YOUR TASK: In the data below, find every line that has the string "name", and copy it.

• • • • • • •

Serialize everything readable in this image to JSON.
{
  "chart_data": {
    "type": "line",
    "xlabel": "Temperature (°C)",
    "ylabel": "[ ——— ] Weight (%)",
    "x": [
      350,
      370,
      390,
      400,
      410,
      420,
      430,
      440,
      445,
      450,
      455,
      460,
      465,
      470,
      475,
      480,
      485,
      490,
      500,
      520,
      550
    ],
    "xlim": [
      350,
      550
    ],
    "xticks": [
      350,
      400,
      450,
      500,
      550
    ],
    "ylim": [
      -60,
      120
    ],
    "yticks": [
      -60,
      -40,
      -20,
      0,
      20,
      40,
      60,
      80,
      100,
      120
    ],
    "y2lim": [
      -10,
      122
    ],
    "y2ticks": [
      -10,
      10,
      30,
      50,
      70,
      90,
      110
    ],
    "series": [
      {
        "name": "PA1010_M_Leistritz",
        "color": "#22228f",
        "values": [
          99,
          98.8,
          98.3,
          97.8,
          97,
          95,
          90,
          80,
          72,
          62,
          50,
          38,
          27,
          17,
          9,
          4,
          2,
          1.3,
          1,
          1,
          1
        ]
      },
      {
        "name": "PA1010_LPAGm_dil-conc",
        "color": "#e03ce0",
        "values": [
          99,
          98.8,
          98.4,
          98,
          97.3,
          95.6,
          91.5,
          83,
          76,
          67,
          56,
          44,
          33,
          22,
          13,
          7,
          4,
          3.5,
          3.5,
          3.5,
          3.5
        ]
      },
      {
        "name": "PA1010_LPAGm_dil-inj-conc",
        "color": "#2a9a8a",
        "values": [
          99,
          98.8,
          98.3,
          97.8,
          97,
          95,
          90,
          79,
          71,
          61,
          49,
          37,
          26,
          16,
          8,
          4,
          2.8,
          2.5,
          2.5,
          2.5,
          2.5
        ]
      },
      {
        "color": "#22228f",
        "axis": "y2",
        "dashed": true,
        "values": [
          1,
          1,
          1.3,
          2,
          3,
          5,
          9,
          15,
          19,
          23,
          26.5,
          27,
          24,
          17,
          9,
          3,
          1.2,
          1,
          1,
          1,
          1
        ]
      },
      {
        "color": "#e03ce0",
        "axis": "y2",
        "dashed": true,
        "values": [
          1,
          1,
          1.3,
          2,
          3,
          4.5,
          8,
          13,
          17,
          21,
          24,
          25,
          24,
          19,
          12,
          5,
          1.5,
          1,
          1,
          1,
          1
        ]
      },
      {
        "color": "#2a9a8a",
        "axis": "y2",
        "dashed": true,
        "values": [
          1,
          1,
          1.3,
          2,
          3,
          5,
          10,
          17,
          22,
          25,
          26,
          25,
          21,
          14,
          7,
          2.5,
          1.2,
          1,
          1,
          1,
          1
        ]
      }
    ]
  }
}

• • • • • • •

ANSWER FOR THE TASK:
        "name": "PA1010_M_Leistritz",
        "name": "PA1010_LPAGm_dil-conc",
        "name": "PA1010_LPAGm_dil-inj-conc",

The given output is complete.